EXERCISE TASK :: Provide nothing but the number of lines containing the string "from".

-------- GIVEN ENTRIES

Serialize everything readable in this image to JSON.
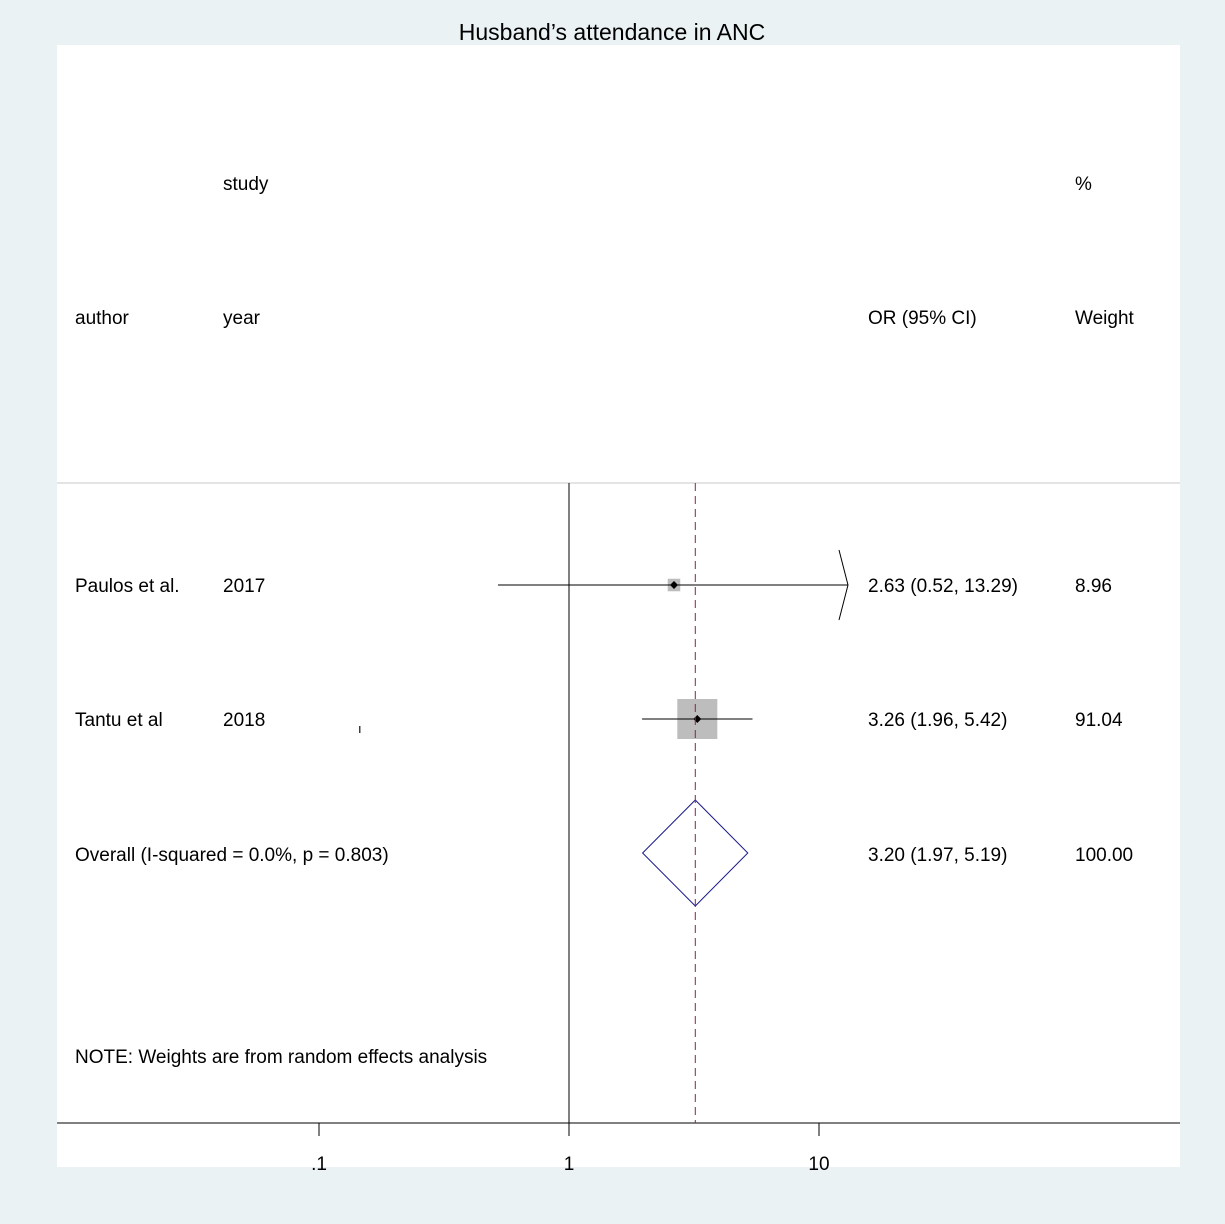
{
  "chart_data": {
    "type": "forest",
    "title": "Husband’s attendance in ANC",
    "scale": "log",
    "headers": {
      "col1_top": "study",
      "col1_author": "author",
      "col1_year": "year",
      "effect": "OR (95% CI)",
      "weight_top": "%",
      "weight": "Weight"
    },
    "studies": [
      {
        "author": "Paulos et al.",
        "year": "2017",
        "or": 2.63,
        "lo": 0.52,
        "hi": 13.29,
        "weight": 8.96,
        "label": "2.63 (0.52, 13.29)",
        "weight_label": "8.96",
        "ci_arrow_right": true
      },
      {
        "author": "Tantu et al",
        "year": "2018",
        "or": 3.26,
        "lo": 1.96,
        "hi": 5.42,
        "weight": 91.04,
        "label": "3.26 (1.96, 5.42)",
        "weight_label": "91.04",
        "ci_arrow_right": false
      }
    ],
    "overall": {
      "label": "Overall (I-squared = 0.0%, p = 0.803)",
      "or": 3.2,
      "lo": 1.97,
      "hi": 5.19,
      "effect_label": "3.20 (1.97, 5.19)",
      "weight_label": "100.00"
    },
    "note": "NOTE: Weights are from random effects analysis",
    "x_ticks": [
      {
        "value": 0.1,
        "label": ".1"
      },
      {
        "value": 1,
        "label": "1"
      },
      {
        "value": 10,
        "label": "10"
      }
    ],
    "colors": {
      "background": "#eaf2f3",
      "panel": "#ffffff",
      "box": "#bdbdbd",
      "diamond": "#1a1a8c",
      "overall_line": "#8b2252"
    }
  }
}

----------------
-------- GIVEN ENTRIES

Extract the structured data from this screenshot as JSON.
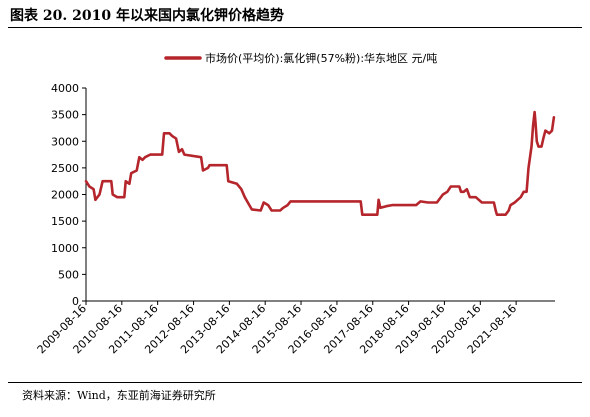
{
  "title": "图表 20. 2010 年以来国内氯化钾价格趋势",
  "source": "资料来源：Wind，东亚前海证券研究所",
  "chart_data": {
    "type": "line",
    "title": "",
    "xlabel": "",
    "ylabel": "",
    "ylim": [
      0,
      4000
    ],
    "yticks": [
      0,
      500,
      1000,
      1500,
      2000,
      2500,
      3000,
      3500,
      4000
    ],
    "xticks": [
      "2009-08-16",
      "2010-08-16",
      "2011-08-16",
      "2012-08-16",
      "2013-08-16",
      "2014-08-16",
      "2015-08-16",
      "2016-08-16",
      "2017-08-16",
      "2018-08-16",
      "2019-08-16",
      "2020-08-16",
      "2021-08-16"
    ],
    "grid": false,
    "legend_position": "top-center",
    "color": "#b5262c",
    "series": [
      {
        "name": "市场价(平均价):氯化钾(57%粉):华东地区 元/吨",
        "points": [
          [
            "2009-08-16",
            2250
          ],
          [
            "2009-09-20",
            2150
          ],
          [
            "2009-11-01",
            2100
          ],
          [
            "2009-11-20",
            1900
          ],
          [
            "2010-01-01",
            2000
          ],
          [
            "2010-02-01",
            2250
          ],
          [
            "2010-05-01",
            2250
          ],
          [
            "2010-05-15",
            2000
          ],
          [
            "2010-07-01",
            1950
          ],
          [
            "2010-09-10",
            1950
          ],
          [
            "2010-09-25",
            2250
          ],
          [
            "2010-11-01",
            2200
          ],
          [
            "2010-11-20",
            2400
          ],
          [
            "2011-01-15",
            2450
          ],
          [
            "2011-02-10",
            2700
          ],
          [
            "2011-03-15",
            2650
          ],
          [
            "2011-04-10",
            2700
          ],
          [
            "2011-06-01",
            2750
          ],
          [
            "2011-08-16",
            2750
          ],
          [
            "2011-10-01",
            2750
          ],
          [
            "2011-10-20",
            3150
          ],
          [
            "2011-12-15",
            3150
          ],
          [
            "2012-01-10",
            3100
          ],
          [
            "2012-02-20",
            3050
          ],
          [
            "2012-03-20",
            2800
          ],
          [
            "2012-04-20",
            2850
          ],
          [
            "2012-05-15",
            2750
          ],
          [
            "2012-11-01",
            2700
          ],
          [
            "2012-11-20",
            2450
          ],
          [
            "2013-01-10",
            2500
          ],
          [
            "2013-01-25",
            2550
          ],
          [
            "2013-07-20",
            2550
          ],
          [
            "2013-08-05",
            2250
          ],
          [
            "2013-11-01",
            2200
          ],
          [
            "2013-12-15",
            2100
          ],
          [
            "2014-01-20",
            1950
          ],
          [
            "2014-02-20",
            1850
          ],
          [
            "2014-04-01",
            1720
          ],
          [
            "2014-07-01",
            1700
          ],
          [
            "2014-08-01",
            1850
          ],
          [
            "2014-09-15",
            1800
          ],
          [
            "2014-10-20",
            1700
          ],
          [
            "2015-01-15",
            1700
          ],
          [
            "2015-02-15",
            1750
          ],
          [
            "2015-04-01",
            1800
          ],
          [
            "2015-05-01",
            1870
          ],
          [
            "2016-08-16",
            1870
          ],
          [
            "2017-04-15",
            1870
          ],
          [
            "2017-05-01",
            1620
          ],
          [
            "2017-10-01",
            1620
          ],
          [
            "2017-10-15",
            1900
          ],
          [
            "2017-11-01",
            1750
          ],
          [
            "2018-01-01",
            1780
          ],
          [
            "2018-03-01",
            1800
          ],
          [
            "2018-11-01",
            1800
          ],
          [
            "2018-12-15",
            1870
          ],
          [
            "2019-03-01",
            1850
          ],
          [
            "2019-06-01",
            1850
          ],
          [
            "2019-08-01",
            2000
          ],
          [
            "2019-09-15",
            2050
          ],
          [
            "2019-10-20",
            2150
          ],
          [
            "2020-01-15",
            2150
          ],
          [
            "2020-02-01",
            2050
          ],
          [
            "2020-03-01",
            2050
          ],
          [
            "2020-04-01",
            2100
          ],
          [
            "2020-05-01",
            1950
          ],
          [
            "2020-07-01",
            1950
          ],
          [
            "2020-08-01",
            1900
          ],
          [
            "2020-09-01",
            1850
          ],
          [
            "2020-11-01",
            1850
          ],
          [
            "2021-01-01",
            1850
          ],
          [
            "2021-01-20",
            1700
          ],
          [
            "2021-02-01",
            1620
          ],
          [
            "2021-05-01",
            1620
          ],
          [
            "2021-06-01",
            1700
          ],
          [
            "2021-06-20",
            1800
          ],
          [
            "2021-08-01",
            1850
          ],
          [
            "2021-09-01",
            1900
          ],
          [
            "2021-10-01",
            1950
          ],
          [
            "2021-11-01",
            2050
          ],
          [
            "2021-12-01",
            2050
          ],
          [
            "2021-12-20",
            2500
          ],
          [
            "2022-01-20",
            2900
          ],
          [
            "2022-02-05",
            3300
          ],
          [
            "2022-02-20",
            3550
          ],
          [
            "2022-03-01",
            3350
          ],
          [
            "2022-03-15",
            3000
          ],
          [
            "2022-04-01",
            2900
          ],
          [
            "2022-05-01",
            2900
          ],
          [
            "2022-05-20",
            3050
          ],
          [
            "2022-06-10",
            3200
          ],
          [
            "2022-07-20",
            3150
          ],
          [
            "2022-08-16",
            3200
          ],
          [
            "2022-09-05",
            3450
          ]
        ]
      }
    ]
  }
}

----------------
-------- GIVEN ENTRIES

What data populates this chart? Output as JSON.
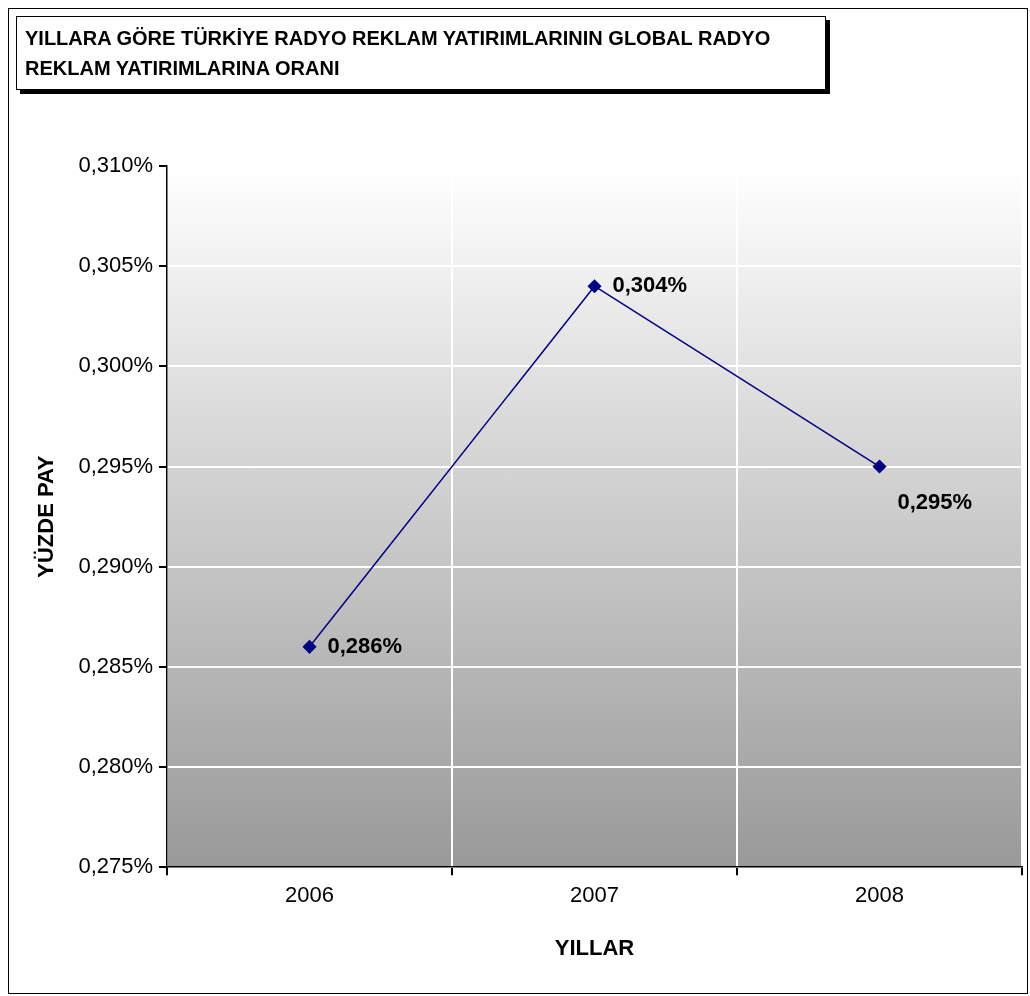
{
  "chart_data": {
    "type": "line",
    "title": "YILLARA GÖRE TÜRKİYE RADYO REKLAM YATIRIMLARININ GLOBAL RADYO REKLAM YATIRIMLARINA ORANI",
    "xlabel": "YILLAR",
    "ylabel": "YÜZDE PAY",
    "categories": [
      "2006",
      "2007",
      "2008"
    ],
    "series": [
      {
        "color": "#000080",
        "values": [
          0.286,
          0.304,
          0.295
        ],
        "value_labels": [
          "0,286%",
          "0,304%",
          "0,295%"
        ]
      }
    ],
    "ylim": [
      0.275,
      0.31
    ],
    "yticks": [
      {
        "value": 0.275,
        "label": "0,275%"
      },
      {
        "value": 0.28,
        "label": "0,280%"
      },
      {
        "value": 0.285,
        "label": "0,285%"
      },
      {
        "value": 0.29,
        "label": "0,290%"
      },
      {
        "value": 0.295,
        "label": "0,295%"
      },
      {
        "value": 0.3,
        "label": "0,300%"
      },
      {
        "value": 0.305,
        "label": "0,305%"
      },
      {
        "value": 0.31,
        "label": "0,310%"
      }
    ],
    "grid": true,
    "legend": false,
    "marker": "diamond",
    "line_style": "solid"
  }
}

----------------

FINAL ANSWER :: 2